WHAT THIS TASK INVOLVES - How many of the lines below include "kind"? Give the number and no other words.

Stored data entries -
---

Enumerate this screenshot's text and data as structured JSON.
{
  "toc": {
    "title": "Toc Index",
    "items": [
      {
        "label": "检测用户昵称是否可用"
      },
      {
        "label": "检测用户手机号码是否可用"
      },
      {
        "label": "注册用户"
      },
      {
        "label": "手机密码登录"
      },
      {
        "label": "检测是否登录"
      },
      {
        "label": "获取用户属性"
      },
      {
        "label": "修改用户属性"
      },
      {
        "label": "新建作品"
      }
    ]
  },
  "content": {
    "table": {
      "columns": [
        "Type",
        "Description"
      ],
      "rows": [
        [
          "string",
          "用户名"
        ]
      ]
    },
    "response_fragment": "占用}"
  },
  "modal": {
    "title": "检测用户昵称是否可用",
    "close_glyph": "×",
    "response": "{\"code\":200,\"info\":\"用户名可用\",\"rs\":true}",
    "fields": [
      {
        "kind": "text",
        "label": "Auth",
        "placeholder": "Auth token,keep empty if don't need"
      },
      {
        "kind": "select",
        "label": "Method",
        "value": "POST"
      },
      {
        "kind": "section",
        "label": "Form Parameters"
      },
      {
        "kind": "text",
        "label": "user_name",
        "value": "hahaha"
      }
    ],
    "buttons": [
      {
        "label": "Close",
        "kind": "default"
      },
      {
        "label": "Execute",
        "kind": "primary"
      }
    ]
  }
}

---

CORRECT RESULT - 6